> Exercise objective:
Repeat the full listing below verbatim and keep the images out.

> Records for this task:
····················

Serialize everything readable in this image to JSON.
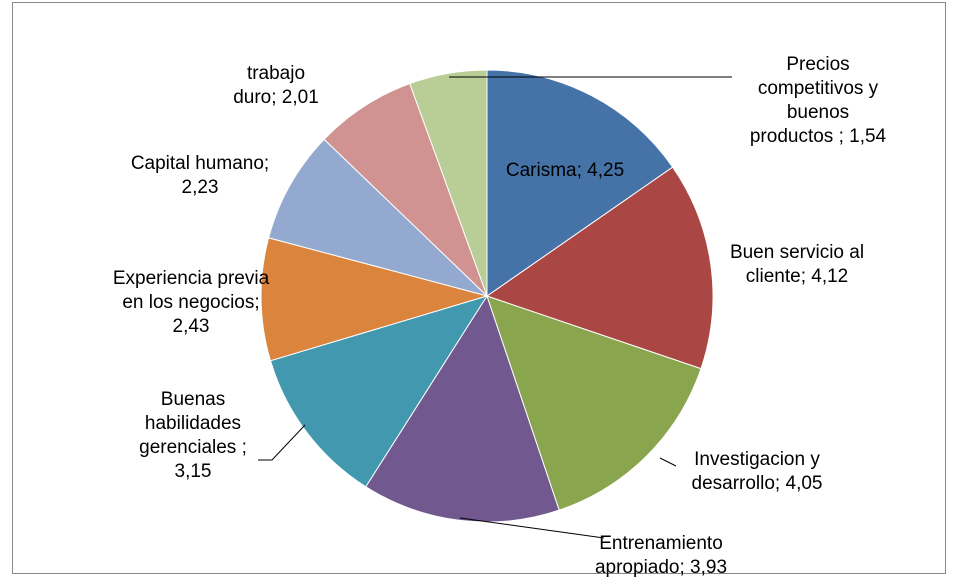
{
  "chart_data": {
    "type": "pie",
    "categories": [
      "Carisma;",
      "Buen servicio al cliente;",
      "Investigacion y desarrollo;",
      "Entrenamiento apropiado;",
      "Buenas habilidades gerenciales ;",
      "Experiencia previa en los negocios;",
      "Capital humano;",
      "trabajo duro;",
      "Precios competitivos y buenos productos ;"
    ],
    "values": [
      4.25,
      4.12,
      4.05,
      3.93,
      3.15,
      2.43,
      2.23,
      2.01,
      1.54
    ],
    "value_labels": [
      "4,25",
      "4,12",
      "4,05",
      "3,93",
      "3,15",
      "2,43",
      "2,23",
      "2,01",
      "1,54"
    ],
    "colors": [
      "#4572a7",
      "#aa4643",
      "#89a54e",
      "#71588f",
      "#4198af",
      "#db843d",
      "#93a9cf",
      "#d19392",
      "#b9cd96"
    ]
  }
}
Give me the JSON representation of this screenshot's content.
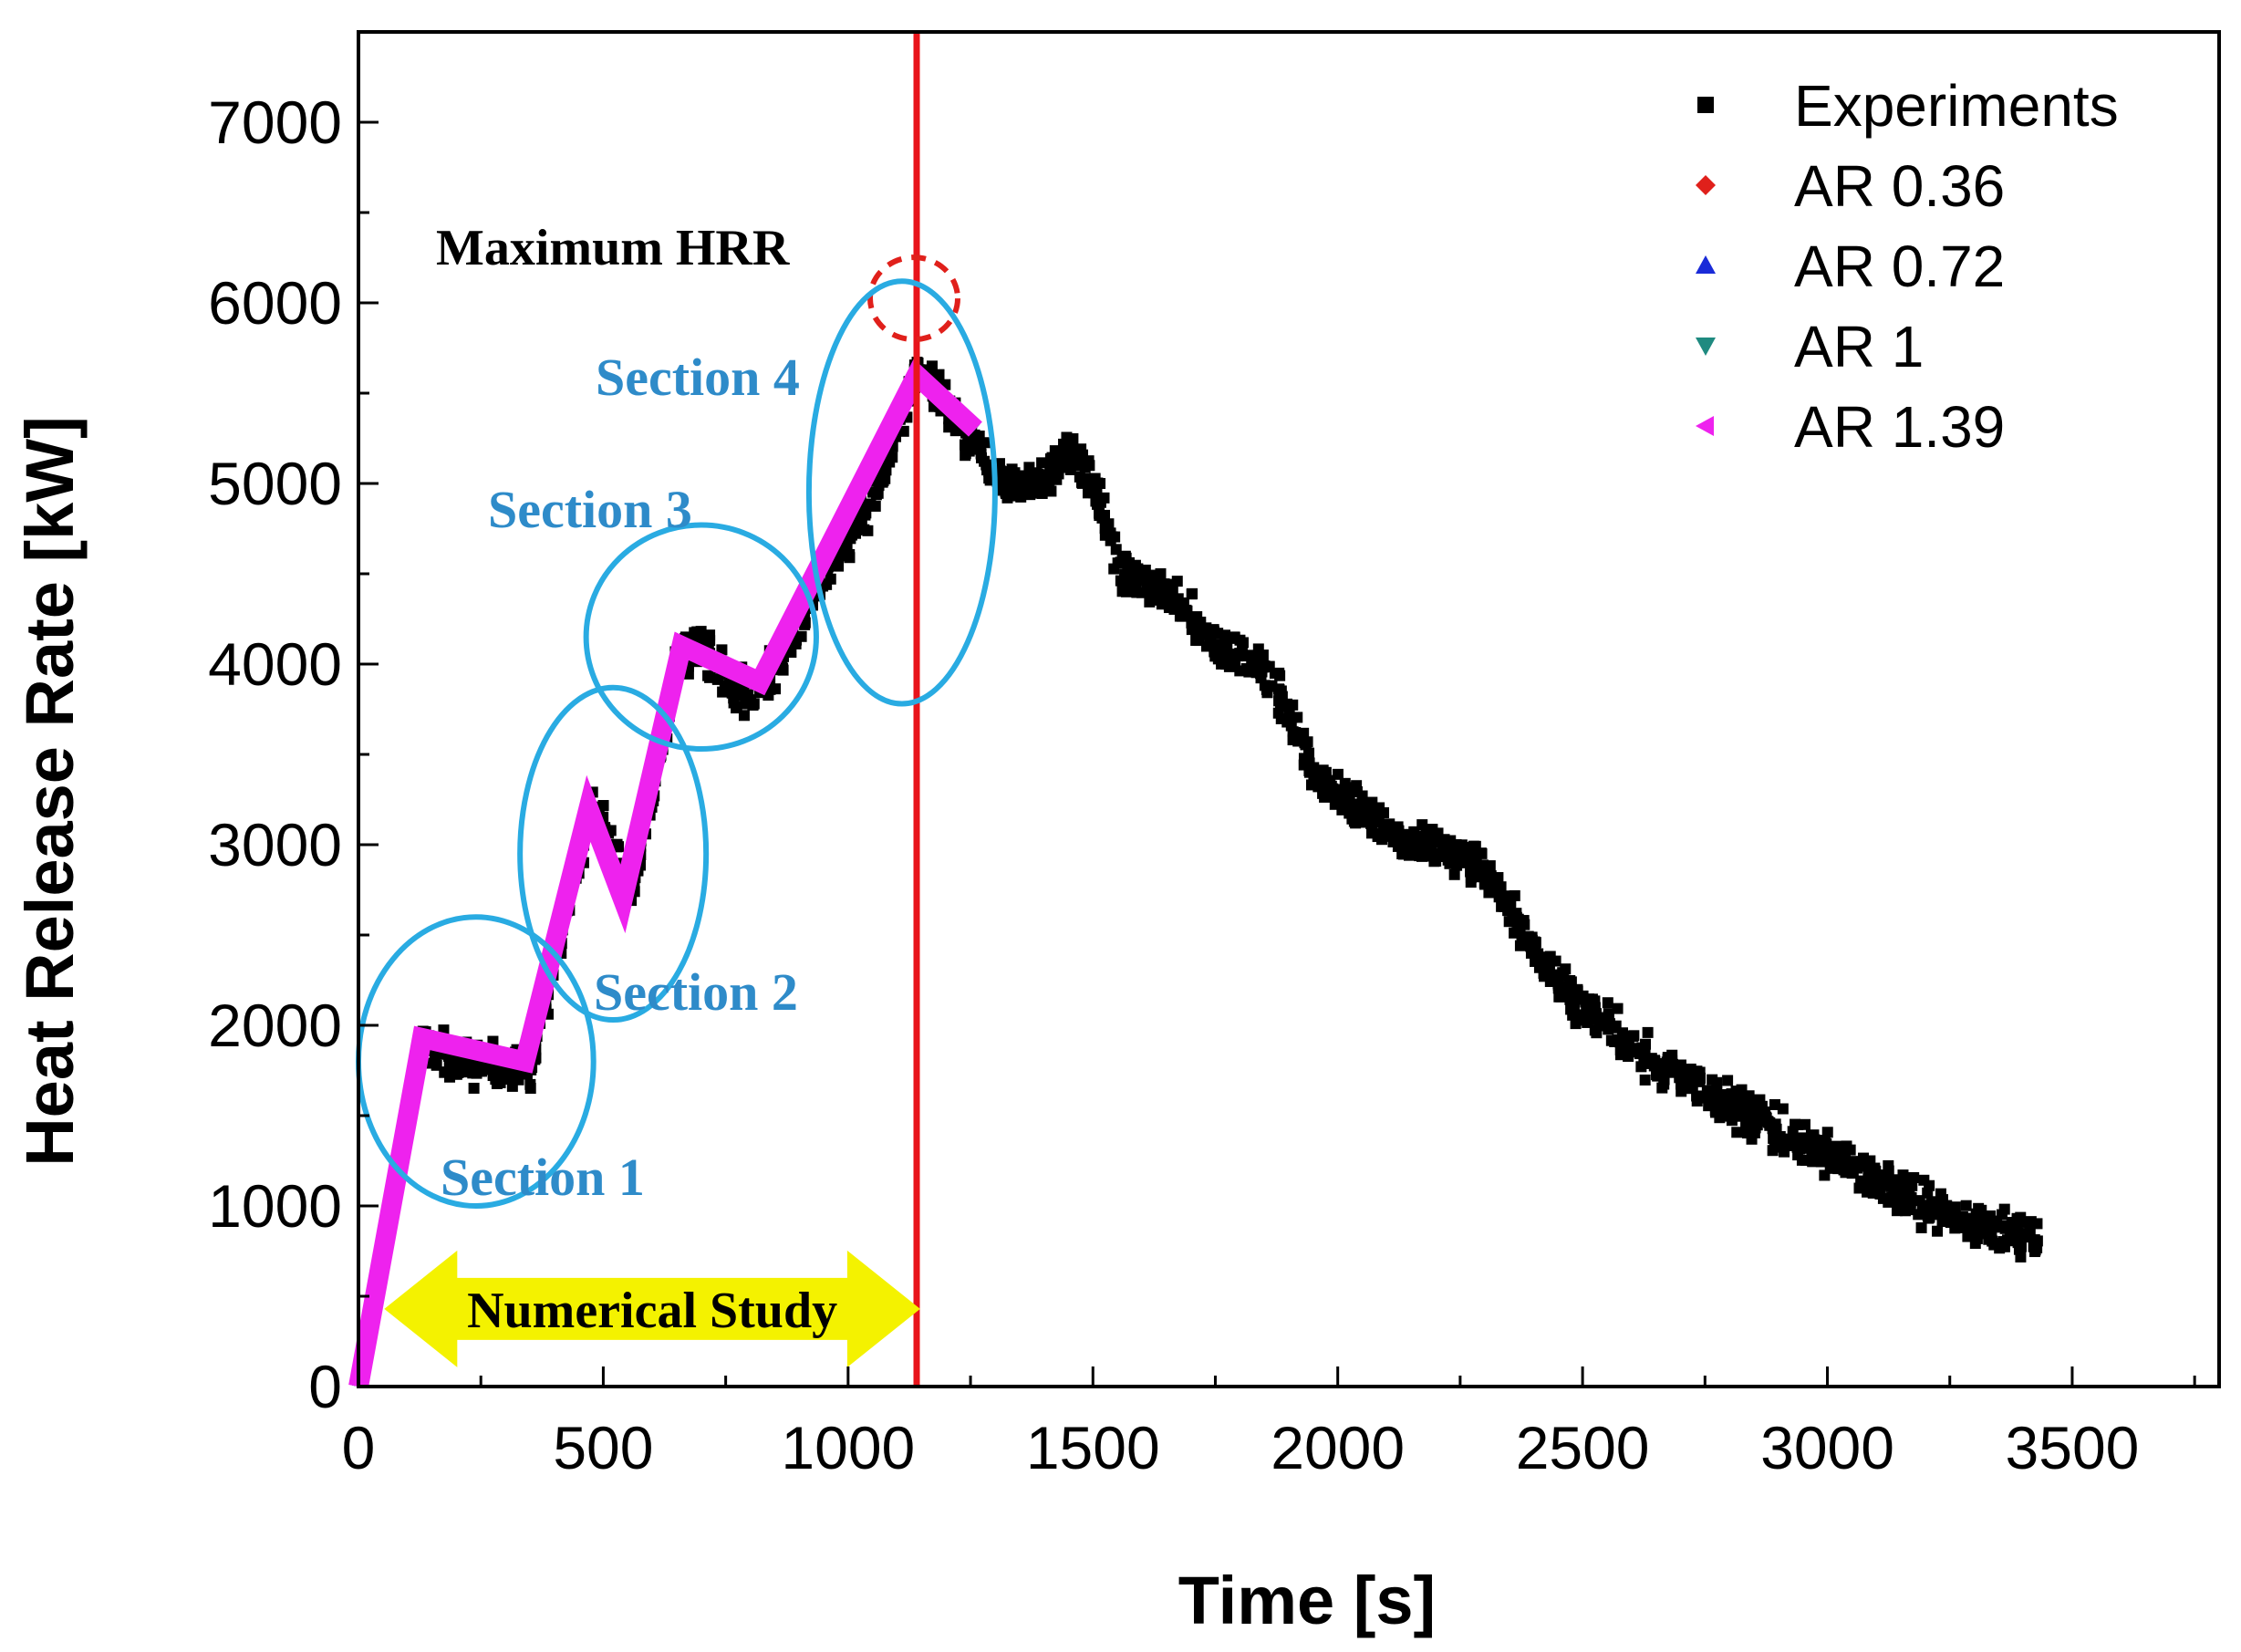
{
  "chart_data": {
    "type": "scatter",
    "xlabel": "Time [s]",
    "ylabel": "Heat Release Rate [kW]",
    "xlim": [
      0,
      3800
    ],
    "ylim": [
      0,
      7500
    ],
    "xticks": [
      0,
      500,
      1000,
      1500,
      2000,
      2500,
      3000,
      3500
    ],
    "yticks": [
      0,
      1000,
      2000,
      3000,
      4000,
      5000,
      6000,
      7000
    ],
    "legend_position": "top-right",
    "series": [
      {
        "name": "Experiments",
        "marker": "square",
        "color": "#000000",
        "trend": {
          "x": [
            0,
            130,
            200,
            350,
            420,
            480,
            560,
            650,
            700,
            800,
            870,
            950,
            1050,
            1140,
            1180,
            1250,
            1320,
            1400,
            1450,
            1500,
            1560,
            1650,
            1750,
            1850,
            1900,
            1950,
            2050,
            2150,
            2250,
            2320,
            2400,
            2500,
            2650,
            2800,
            2950,
            3100,
            3250,
            3350,
            3430
          ],
          "y": [
            0,
            1950,
            1800,
            1750,
            2600,
            3200,
            2750,
            4000,
            4100,
            3800,
            4050,
            4500,
            4900,
            5600,
            5500,
            5200,
            5000,
            5000,
            5200,
            5000,
            4500,
            4400,
            4100,
            4000,
            3700,
            3400,
            3200,
            3000,
            2950,
            2800,
            2400,
            2100,
            1800,
            1550,
            1350,
            1150,
            950,
            870,
            830
          ]
        },
        "spread": 170,
        "count": 1800
      },
      {
        "name": "AR 0.36",
        "marker": "diamond",
        "color": "#e0201b",
        "x": [
          0,
          130,
          340,
          470,
          540,
          660,
          820,
          1140,
          1260
        ],
        "y": [
          0,
          1930,
          1800,
          3200,
          2700,
          4100,
          3900,
          5600,
          5300
        ]
      },
      {
        "name": "AR 0.72",
        "marker": "triangle-up",
        "color": "#1a2bd8",
        "x": [
          0,
          130,
          340,
          470,
          540,
          660,
          820,
          1140,
          1260
        ],
        "y": [
          0,
          1930,
          1800,
          3200,
          2700,
          4100,
          3900,
          5600,
          5300
        ]
      },
      {
        "name": "AR 1",
        "marker": "triangle-down",
        "color": "#1f8a80",
        "x": [
          0,
          130,
          340,
          470,
          540,
          660,
          820,
          1140,
          1260
        ],
        "y": [
          0,
          1930,
          1800,
          3200,
          2700,
          4100,
          3900,
          5600,
          5300
        ]
      },
      {
        "name": "AR 1.39",
        "marker": "triangle-left",
        "color": "#ee22ee",
        "x": [
          0,
          130,
          340,
          470,
          540,
          660,
          820,
          1140,
          1260
        ],
        "y": [
          0,
          1930,
          1800,
          3200,
          2700,
          4100,
          3900,
          5600,
          5300
        ]
      }
    ],
    "vertical_line": {
      "x": 1140,
      "color": "#e8141b"
    },
    "annotations": {
      "maximum_hrr": {
        "label": "Maximum HRR",
        "x": 1140,
        "y": 6050
      },
      "sections": [
        {
          "label": "Section 1",
          "cx": 240,
          "cy": 1800,
          "rx": 240,
          "ry": 800
        },
        {
          "label": "Section 2",
          "cx": 520,
          "cy": 2950,
          "rx": 190,
          "ry": 920
        },
        {
          "label": "Section 3",
          "cx": 700,
          "cy": 4150,
          "rx": 235,
          "ry": 620
        },
        {
          "label": "Section 4",
          "cx": 1110,
          "cy": 4950,
          "rx": 190,
          "ry": 1170
        }
      ],
      "numerical_study": {
        "label": "Numerical Study",
        "x_start": 90,
        "x_end": 1110,
        "y": 430
      }
    }
  }
}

····················

> Result:
Serialize everything readable in this image to JSON.
{
  "chart_data": {
    "type": "pie",
    "categories": [
      "Carisma;",
      "Buen servicio al cliente;",
      "Investigacion y desarrollo;",
      "Entrenamiento apropiado;",
      "Buenas habilidades gerenciales ;",
      "Experiencia previa en los negocios;",
      "Capital humano;",
      "trabajo duro;",
      "Precios competitivos y buenos productos ;"
    ],
    "values": [
      4.25,
      4.12,
      4.05,
      3.93,
      3.15,
      2.43,
      2.23,
      2.01,
      1.54
    ],
    "value_labels": [
      "4,25",
      "4,12",
      "4,05",
      "3,93",
      "3,15",
      "2,43",
      "2,23",
      "2,01",
      "1,54"
    ],
    "colors": [
      "#4572a7",
      "#aa4643",
      "#89a54e",
      "#71588f",
      "#4198af",
      "#db843d",
      "#93a9cf",
      "#d19392",
      "#b9cd96"
    ]
  }
}
Give me the JSON representation of this screenshot's content.
{
  "chart_data": {
    "type": "scatter",
    "xlabel": "Time [s]",
    "ylabel": "Heat Release Rate [kW]",
    "xlim": [
      0,
      3800
    ],
    "ylim": [
      0,
      7500
    ],
    "xticks": [
      0,
      500,
      1000,
      1500,
      2000,
      2500,
      3000,
      3500
    ],
    "yticks": [
      0,
      1000,
      2000,
      3000,
      4000,
      5000,
      6000,
      7000
    ],
    "legend_position": "top-right",
    "series": [
      {
        "name": "Experiments",
        "marker": "square",
        "color": "#000000",
        "trend": {
          "x": [
            0,
            130,
            200,
            350,
            420,
            480,
            560,
            650,
            700,
            800,
            870,
            950,
            1050,
            1140,
            1180,
            1250,
            1320,
            1400,
            1450,
            1500,
            1560,
            1650,
            1750,
            1850,
            1900,
            1950,
            2050,
            2150,
            2250,
            2320,
            2400,
            2500,
            2650,
            2800,
            2950,
            3100,
            3250,
            3350,
            3430
          ],
          "y": [
            0,
            1950,
            1800,
            1750,
            2600,
            3200,
            2750,
            4000,
            4100,
            3800,
            4050,
            4500,
            4900,
            5600,
            5500,
            5200,
            5000,
            5000,
            5200,
            5000,
            4500,
            4400,
            4100,
            4000,
            3700,
            3400,
            3200,
            3000,
            2950,
            2800,
            2400,
            2100,
            1800,
            1550,
            1350,
            1150,
            950,
            870,
            830
          ]
        },
        "spread": 170,
        "count": 1800
      },
      {
        "name": "AR 0.36",
        "marker": "diamond",
        "color": "#e0201b",
        "x": [
          0,
          130,
          340,
          470,
          540,
          660,
          820,
          1140,
          1260
        ],
        "y": [
          0,
          1930,
          1800,
          3200,
          2700,
          4100,
          3900,
          5600,
          5300
        ]
      },
      {
        "name": "AR 0.72",
        "marker": "triangle-up",
        "color": "#1a2bd8",
        "x": [
          0,
          130,
          340,
          470,
          540,
          660,
          820,
          1140,
          1260
        ],
        "y": [
          0,
          1930,
          1800,
          3200,
          2700,
          4100,
          3900,
          5600,
          5300
        ]
      },
      {
        "name": "AR 1",
        "marker": "triangle-down",
        "color": "#1f8a80",
        "x": [
          0,
          130,
          340,
          470,
          540,
          660,
          820,
          1140,
          1260
        ],
        "y": [
          0,
          1930,
          1800,
          3200,
          2700,
          4100,
          3900,
          5600,
          5300
        ]
      },
      {
        "name": "AR 1.39",
        "marker": "triangle-left",
        "color": "#ee22ee",
        "x": [
          0,
          130,
          340,
          470,
          540,
          660,
          820,
          1140,
          1260
        ],
        "y": [
          0,
          1930,
          1800,
          3200,
          2700,
          4100,
          3900,
          5600,
          5300
        ]
      }
    ],
    "vertical_line": {
      "x": 1140,
      "color": "#e8141b"
    },
    "annotations": {
      "maximum_hrr": {
        "label": "Maximum HRR",
        "x": 1140,
        "y": 6050
      },
      "sections": [
        {
          "label": "Section 1",
          "cx": 240,
          "cy": 1800,
          "rx": 240,
          "ry": 800
        },
        {
          "label": "Section 2",
          "cx": 520,
          "cy": 2950,
          "rx": 190,
          "ry": 920
        },
        {
          "label": "Section 3",
          "cx": 700,
          "cy": 4150,
          "rx": 235,
          "ry": 620
        },
        {
          "label": "Section 4",
          "cx": 1110,
          "cy": 4950,
          "rx": 190,
          "ry": 1170
        }
      ],
      "numerical_study": {
        "label": "Numerical Study",
        "x_start": 90,
        "x_end": 1110,
        "y": 430
      }
    }
  }
}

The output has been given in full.